--- Start of RECORDS SUPPLIED ---

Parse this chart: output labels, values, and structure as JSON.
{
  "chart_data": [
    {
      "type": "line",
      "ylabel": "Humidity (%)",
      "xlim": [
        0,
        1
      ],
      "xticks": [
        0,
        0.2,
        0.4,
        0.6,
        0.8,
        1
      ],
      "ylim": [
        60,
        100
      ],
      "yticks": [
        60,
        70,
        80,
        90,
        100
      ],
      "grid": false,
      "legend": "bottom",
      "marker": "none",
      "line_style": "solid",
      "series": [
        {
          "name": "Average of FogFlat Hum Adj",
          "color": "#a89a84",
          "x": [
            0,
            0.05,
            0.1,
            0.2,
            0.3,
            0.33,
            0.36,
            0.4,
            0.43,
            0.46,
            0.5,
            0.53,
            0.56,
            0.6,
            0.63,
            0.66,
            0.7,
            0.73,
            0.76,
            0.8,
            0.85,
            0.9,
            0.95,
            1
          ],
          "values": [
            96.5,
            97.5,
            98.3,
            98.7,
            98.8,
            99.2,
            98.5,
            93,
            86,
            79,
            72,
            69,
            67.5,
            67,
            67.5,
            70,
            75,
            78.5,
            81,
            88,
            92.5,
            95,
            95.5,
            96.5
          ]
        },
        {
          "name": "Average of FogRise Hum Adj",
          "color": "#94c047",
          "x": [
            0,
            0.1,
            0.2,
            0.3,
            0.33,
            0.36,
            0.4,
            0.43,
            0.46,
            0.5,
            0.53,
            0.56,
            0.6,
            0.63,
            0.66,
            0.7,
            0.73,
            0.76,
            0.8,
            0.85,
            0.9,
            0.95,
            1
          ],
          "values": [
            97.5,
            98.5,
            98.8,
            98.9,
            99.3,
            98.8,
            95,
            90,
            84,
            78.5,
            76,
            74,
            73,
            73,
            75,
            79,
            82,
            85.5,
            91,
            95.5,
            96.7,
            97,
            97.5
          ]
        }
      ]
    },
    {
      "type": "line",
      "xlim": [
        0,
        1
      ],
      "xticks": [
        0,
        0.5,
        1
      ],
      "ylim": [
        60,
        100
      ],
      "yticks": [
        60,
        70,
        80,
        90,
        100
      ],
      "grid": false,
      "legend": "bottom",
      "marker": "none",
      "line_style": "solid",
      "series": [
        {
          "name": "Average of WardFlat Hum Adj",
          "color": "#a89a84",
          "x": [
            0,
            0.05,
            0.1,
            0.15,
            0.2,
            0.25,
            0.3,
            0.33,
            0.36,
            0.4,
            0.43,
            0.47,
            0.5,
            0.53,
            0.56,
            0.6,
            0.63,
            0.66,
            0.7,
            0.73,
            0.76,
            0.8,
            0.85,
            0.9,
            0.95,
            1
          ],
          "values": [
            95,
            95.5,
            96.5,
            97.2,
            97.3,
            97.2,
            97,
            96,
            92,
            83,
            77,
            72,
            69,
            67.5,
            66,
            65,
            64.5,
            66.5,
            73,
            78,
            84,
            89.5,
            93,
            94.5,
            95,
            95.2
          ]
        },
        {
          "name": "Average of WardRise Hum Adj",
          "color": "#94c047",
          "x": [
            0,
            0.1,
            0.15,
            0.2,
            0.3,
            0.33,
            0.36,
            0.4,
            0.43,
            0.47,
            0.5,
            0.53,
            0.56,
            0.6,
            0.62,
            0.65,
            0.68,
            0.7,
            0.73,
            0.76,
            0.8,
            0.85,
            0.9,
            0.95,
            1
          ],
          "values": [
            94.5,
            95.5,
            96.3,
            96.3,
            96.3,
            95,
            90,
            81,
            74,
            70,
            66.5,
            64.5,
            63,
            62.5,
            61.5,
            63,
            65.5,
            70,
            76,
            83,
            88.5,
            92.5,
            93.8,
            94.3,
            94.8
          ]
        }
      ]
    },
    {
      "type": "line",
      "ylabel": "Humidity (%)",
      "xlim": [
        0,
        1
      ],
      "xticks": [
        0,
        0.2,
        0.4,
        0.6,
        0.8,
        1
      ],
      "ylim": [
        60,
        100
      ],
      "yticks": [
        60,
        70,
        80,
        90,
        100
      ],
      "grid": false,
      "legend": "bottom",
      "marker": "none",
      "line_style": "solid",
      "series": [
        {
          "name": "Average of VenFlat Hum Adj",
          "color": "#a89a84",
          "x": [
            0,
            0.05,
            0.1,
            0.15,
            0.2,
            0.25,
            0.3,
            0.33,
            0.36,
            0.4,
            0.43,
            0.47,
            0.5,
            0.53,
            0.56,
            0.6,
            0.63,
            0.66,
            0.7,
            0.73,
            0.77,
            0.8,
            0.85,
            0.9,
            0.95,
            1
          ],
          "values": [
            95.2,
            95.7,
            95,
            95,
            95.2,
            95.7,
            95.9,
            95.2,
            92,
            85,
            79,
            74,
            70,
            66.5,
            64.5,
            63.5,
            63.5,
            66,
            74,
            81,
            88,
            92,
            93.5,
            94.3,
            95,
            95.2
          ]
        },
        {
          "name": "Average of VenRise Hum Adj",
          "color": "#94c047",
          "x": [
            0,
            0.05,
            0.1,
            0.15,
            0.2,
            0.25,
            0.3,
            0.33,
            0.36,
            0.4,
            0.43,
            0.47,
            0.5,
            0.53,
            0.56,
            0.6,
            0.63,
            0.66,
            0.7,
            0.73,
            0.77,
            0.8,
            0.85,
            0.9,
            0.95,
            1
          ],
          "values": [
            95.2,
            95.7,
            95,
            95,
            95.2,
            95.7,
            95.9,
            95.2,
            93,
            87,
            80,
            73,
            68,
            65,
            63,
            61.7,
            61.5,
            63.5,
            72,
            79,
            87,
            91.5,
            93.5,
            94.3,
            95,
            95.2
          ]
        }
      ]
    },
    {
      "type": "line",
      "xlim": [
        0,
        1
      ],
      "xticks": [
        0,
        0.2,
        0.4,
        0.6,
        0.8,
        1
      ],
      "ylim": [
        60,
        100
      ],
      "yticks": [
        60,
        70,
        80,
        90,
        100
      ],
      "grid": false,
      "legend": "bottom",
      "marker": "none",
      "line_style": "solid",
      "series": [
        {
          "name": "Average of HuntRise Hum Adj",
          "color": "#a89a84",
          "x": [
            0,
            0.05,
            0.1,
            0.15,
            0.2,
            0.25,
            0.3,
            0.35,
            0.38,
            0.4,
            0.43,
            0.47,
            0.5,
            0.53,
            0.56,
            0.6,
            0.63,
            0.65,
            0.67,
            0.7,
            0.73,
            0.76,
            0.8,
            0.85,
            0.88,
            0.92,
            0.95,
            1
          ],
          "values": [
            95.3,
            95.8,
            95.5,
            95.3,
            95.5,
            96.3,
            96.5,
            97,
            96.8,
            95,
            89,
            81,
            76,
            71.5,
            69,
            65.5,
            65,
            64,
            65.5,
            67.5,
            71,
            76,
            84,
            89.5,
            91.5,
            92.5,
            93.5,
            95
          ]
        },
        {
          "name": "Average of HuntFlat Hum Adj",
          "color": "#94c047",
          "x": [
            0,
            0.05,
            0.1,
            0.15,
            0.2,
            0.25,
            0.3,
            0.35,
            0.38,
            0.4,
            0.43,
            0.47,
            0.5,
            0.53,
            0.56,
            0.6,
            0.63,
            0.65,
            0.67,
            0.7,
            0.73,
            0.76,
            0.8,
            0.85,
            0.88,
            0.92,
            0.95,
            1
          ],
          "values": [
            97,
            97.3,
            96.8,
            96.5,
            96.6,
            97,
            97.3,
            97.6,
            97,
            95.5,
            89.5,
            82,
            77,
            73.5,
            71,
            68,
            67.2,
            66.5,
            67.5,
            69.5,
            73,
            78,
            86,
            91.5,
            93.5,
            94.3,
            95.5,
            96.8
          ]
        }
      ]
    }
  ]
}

--- End of RECORDS SUPPLIED ---

__WHAT TO DO__: Retype the listing above in full, with no alterations.

__SOLUTION FOR THIS TASK__:
Parse this chart: output labels, values, and structure as JSON.
{
  "chart_data": [
    {
      "type": "line",
      "ylabel": "Humidity (%)",
      "xlim": [
        0,
        1
      ],
      "xticks": [
        0,
        0.2,
        0.4,
        0.6,
        0.8,
        1
      ],
      "ylim": [
        60,
        100
      ],
      "yticks": [
        60,
        70,
        80,
        90,
        100
      ],
      "grid": false,
      "legend": "bottom",
      "marker": "none",
      "line_style": "solid",
      "series": [
        {
          "name": "Average of FogFlat Hum Adj",
          "color": "#a89a84",
          "x": [
            0,
            0.05,
            0.1,
            0.2,
            0.3,
            0.33,
            0.36,
            0.4,
            0.43,
            0.46,
            0.5,
            0.53,
            0.56,
            0.6,
            0.63,
            0.66,
            0.7,
            0.73,
            0.76,
            0.8,
            0.85,
            0.9,
            0.95,
            1
          ],
          "values": [
            96.5,
            97.5,
            98.3,
            98.7,
            98.8,
            99.2,
            98.5,
            93,
            86,
            79,
            72,
            69,
            67.5,
            67,
            67.5,
            70,
            75,
            78.5,
            81,
            88,
            92.5,
            95,
            95.5,
            96.5
          ]
        },
        {
          "name": "Average of FogRise Hum Adj",
          "color": "#94c047",
          "x": [
            0,
            0.1,
            0.2,
            0.3,
            0.33,
            0.36,
            0.4,
            0.43,
            0.46,
            0.5,
            0.53,
            0.56,
            0.6,
            0.63,
            0.66,
            0.7,
            0.73,
            0.76,
            0.8,
            0.85,
            0.9,
            0.95,
            1
          ],
          "values": [
            97.5,
            98.5,
            98.8,
            98.9,
            99.3,
            98.8,
            95,
            90,
            84,
            78.5,
            76,
            74,
            73,
            73,
            75,
            79,
            82,
            85.5,
            91,
            95.5,
            96.7,
            97,
            97.5
          ]
        }
      ]
    },
    {
      "type": "line",
      "xlim": [
        0,
        1
      ],
      "xticks": [
        0,
        0.5,
        1
      ],
      "ylim": [
        60,
        100
      ],
      "yticks": [
        60,
        70,
        80,
        90,
        100
      ],
      "grid": false,
      "legend": "bottom",
      "marker": "none",
      "line_style": "solid",
      "series": [
        {
          "name": "Average of WardFlat Hum Adj",
          "color": "#a89a84",
          "x": [
            0,
            0.05,
            0.1,
            0.15,
            0.2,
            0.25,
            0.3,
            0.33,
            0.36,
            0.4,
            0.43,
            0.47,
            0.5,
            0.53,
            0.56,
            0.6,
            0.63,
            0.66,
            0.7,
            0.73,
            0.76,
            0.8,
            0.85,
            0.9,
            0.95,
            1
          ],
          "values": [
            95,
            95.5,
            96.5,
            97.2,
            97.3,
            97.2,
            97,
            96,
            92,
            83,
            77,
            72,
            69,
            67.5,
            66,
            65,
            64.5,
            66.5,
            73,
            78,
            84,
            89.5,
            93,
            94.5,
            95,
            95.2
          ]
        },
        {
          "name": "Average of WardRise Hum Adj",
          "color": "#94c047",
          "x": [
            0,
            0.1,
            0.15,
            0.2,
            0.3,
            0.33,
            0.36,
            0.4,
            0.43,
            0.47,
            0.5,
            0.53,
            0.56,
            0.6,
            0.62,
            0.65,
            0.68,
            0.7,
            0.73,
            0.76,
            0.8,
            0.85,
            0.9,
            0.95,
            1
          ],
          "values": [
            94.5,
            95.5,
            96.3,
            96.3,
            96.3,
            95,
            90,
            81,
            74,
            70,
            66.5,
            64.5,
            63,
            62.5,
            61.5,
            63,
            65.5,
            70,
            76,
            83,
            88.5,
            92.5,
            93.8,
            94.3,
            94.8
          ]
        }
      ]
    },
    {
      "type": "line",
      "ylabel": "Humidity (%)",
      "xlim": [
        0,
        1
      ],
      "xticks": [
        0,
        0.2,
        0.4,
        0.6,
        0.8,
        1
      ],
      "ylim": [
        60,
        100
      ],
      "yticks": [
        60,
        70,
        80,
        90,
        100
      ],
      "grid": false,
      "legend": "bottom",
      "marker": "none",
      "line_style": "solid",
      "series": [
        {
          "name": "Average of VenFlat Hum Adj",
          "color": "#a89a84",
          "x": [
            0,
            0.05,
            0.1,
            0.15,
            0.2,
            0.25,
            0.3,
            0.33,
            0.36,
            0.4,
            0.43,
            0.47,
            0.5,
            0.53,
            0.56,
            0.6,
            0.63,
            0.66,
            0.7,
            0.73,
            0.77,
            0.8,
            0.85,
            0.9,
            0.95,
            1
          ],
          "values": [
            95.2,
            95.7,
            95,
            95,
            95.2,
            95.7,
            95.9,
            95.2,
            92,
            85,
            79,
            74,
            70,
            66.5,
            64.5,
            63.5,
            63.5,
            66,
            74,
            81,
            88,
            92,
            93.5,
            94.3,
            95,
            95.2
          ]
        },
        {
          "name": "Average of VenRise Hum Adj",
          "color": "#94c047",
          "x": [
            0,
            0.05,
            0.1,
            0.15,
            0.2,
            0.25,
            0.3,
            0.33,
            0.36,
            0.4,
            0.43,
            0.47,
            0.5,
            0.53,
            0.56,
            0.6,
            0.63,
            0.66,
            0.7,
            0.73,
            0.77,
            0.8,
            0.85,
            0.9,
            0.95,
            1
          ],
          "values": [
            95.2,
            95.7,
            95,
            95,
            95.2,
            95.7,
            95.9,
            95.2,
            93,
            87,
            80,
            73,
            68,
            65,
            63,
            61.7,
            61.5,
            63.5,
            72,
            79,
            87,
            91.5,
            93.5,
            94.3,
            95,
            95.2
          ]
        }
      ]
    },
    {
      "type": "line",
      "xlim": [
        0,
        1
      ],
      "xticks": [
        0,
        0.2,
        0.4,
        0.6,
        0.8,
        1
      ],
      "ylim": [
        60,
        100
      ],
      "yticks": [
        60,
        70,
        80,
        90,
        100
      ],
      "grid": false,
      "legend": "bottom",
      "marker": "none",
      "line_style": "solid",
      "series": [
        {
          "name": "Average of HuntRise Hum Adj",
          "color": "#a89a84",
          "x": [
            0,
            0.05,
            0.1,
            0.15,
            0.2,
            0.25,
            0.3,
            0.35,
            0.38,
            0.4,
            0.43,
            0.47,
            0.5,
            0.53,
            0.56,
            0.6,
            0.63,
            0.65,
            0.67,
            0.7,
            0.73,
            0.76,
            0.8,
            0.85,
            0.88,
            0.92,
            0.95,
            1
          ],
          "values": [
            95.3,
            95.8,
            95.5,
            95.3,
            95.5,
            96.3,
            96.5,
            97,
            96.8,
            95,
            89,
            81,
            76,
            71.5,
            69,
            65.5,
            65,
            64,
            65.5,
            67.5,
            71,
            76,
            84,
            89.5,
            91.5,
            92.5,
            93.5,
            95
          ]
        },
        {
          "name": "Average of HuntFlat Hum Adj",
          "color": "#94c047",
          "x": [
            0,
            0.05,
            0.1,
            0.15,
            0.2,
            0.25,
            0.3,
            0.35,
            0.38,
            0.4,
            0.43,
            0.47,
            0.5,
            0.53,
            0.56,
            0.6,
            0.63,
            0.65,
            0.67,
            0.7,
            0.73,
            0.76,
            0.8,
            0.85,
            0.88,
            0.92,
            0.95,
            1
          ],
          "values": [
            97,
            97.3,
            96.8,
            96.5,
            96.6,
            97,
            97.3,
            97.6,
            97,
            95.5,
            89.5,
            82,
            77,
            73.5,
            71,
            68,
            67.2,
            66.5,
            67.5,
            69.5,
            73,
            78,
            86,
            91.5,
            93.5,
            94.3,
            95.5,
            96.8
          ]
        }
      ]
    }
  ]
}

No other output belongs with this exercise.